### Document text:

The Sky is BLUE (Best Linear Unbiased Estimator): A Beginning of endless journey towards data science

Kowshik Sarker
4 min readJun 29, 2021
Image Source: https://www.worldatlas.com/r/w960-q80/upload/56/c5/7c/shutterstock-520792630.jpg

An ever-wondering question in our childhood…” Why Sky is Blue?”. Quest begins there. After a long journey of understanding the fundamental science of how our brain capture the frequency of each and every color generated from the scattered ray of light from Sun, we understood that the reason behind this endless blue is hidden in the beautiful natural process in which we human being are also a part of. So, it starts from the Sun, pure white light rays come down to our atmosphere. Hit the particulates in the atmosphere which are in size very near to the frequency of the blue color and reflect back and thus our eyes recognize…. WoW!! the sky is blue intaking those reflected blue frequencies.

Now, why this phenomenon is so relevant with today’s so-called jargon “DATA SCIENCE”? If you see in a comparative way, data science begins with the question “What?” and move towards the answer “Why?”. In this case also the “What?” is “Sky is Blue” and “Why?” is “Why Sky is Blue”. Now, the answer itself gives you the architecture of the quest.

“Sun” is the source, and so the Data is the source in any Data Science quest. “Atmosphere” is the Model and the “Particulates” are the parameters or independent variables in the model which are responsible for the outcome. “Blue” is the outcome thus the dependent variable which we enjoy through our eye with eternal bliss.

So, in this context why BLUE is so significant? To me, any quest begins within yourself and it applies to data science also. Example time!!, suppose you are observing for a long period of time that your savings is declining day by day. But you are also earning good amount of money (“Good” is an assumption here!! :P :P). Then why savings is becoming less? It surely because of increasing expenditure. But wait, there are lots of expenditure in our daily life…. some are systematic and some are non-systematic or ad hoc basis. Then, which expenditures are much likely to contribute towards my increasing expenses? Now that’s the point where you start to jot down the relationship between each of these points. Income -> Expenditure ->Savings. Here comes the most fundamental concept of data driven decision making, i.e. REGRESSION or OLS Regression. This powerful tool gives you the freedom to identify the causal relationship between each continuous component and will give you a beautiful equation/model having coefficient as BLUE (Best Linear Unbiased Estimator).

Image Source : https://datascience.foundation/img/pdf_images/understanding_of_linear_regression_with_python_1.png

First it is important to understand the concept of the Linear Regression before blindly applying the algorithm (I would rather say this as a fundamental mathematical model ever exists) anywhere. One has to understand the classical 6 assumptions of OLS Regression which creates base of any analytical framework. Now here is a catch, there are two schools of thought exists in the world of Data Science.

1. Best/Correct prediction is utmost important

2. Good prediction with logic behind is of utmost important.

### Listing:
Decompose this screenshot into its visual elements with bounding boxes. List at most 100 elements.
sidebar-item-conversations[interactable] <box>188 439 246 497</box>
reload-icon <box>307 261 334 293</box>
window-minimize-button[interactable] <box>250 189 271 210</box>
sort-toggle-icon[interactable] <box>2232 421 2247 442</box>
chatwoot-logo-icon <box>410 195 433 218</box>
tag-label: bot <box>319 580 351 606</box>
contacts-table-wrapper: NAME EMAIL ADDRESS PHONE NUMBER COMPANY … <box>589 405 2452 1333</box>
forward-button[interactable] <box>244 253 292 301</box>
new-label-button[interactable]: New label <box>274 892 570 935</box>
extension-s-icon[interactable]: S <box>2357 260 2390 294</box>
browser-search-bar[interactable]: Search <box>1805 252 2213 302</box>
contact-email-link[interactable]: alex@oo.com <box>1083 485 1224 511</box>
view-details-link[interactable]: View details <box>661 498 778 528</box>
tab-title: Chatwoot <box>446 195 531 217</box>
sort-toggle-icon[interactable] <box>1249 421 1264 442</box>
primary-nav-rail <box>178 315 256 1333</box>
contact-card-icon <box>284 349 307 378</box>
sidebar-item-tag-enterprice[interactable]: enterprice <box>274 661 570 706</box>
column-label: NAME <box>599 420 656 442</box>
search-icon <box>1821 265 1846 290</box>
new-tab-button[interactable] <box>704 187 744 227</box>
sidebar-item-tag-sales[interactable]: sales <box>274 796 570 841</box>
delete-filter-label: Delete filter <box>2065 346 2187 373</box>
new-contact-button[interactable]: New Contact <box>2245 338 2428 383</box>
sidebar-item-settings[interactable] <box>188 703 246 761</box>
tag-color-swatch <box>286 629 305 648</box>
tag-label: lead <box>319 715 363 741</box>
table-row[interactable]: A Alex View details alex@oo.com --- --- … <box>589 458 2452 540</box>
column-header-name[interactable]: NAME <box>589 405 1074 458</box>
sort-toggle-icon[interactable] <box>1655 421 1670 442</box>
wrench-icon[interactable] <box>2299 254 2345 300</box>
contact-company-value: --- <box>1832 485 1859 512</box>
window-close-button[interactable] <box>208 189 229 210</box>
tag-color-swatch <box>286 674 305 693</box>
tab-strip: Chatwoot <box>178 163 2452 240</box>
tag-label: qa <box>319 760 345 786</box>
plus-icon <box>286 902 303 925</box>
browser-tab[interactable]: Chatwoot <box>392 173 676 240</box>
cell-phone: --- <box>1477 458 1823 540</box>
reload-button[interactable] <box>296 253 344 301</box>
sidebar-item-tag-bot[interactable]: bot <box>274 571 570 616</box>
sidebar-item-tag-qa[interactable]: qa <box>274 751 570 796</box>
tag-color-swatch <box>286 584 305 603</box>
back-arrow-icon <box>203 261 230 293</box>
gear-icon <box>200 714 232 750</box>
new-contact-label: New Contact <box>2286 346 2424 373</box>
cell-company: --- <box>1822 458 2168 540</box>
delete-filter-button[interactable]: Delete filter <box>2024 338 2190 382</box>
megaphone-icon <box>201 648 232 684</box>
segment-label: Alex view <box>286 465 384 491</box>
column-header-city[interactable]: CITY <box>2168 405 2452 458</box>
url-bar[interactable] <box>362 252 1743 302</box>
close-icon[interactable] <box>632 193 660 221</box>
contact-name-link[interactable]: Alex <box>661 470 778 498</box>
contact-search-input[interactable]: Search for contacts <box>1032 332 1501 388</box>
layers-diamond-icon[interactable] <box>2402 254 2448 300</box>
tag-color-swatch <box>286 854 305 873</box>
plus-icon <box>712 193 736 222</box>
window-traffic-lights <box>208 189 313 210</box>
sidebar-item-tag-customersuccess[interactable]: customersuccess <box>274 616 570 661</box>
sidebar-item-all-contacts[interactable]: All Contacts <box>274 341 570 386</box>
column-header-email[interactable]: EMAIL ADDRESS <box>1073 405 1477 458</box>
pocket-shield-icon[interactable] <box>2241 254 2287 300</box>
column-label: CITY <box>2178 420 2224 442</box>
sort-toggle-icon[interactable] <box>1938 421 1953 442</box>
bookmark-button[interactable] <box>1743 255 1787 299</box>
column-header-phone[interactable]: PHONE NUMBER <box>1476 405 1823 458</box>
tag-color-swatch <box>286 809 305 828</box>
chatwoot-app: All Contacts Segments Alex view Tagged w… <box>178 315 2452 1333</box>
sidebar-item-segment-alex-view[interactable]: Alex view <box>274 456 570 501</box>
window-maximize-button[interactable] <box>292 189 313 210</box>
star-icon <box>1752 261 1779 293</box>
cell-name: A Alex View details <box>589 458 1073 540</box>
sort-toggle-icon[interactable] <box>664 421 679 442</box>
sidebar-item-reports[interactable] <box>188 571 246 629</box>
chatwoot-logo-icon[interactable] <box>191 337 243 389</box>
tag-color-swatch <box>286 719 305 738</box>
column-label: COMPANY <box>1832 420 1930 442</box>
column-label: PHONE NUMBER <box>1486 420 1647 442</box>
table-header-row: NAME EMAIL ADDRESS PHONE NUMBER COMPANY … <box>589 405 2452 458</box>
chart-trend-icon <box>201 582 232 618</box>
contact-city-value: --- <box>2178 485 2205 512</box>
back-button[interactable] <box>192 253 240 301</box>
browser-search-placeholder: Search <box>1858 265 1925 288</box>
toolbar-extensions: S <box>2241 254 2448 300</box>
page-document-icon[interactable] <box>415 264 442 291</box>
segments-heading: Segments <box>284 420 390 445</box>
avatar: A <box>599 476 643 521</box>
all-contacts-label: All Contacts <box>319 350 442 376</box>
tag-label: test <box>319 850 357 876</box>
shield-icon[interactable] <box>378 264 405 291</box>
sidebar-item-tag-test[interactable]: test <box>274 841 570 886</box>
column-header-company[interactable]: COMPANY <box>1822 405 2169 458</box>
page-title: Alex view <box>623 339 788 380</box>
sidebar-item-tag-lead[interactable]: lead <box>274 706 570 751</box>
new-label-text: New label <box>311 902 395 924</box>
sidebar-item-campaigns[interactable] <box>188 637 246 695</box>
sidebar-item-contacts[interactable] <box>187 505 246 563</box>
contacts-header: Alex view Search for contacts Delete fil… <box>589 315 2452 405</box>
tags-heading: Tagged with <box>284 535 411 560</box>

### Work to complete:
1. Answer these from the sky-is-blue article:
(a) In the comparison to data science, what does the "Atmosphere" stand for?
(b) What do the letters BLUE stand for?
(c) How many classical assumptions of OLS Regression does one have to understand?
2. Please transcribe the sky-is-blue article word for word, beginning at the words "Now, why this" and stopping after "of the quest.".

### Answer list:
1.
(a) The Model.
(b) Best Linear Unbiased Estimator.
(c) Six.

2.
Now, why this phenomenon is so relevant with today’s so-called jargon “DATA SCIENCE”? If you see in a comparative way, data science begins with the question “What?” and move towards the answer “Why?”. In this case also the “What?” is “Sky is Blue” and “Why?” is “Why Sky is Blue”. Now, the answer itself gives you the architecture of the quest.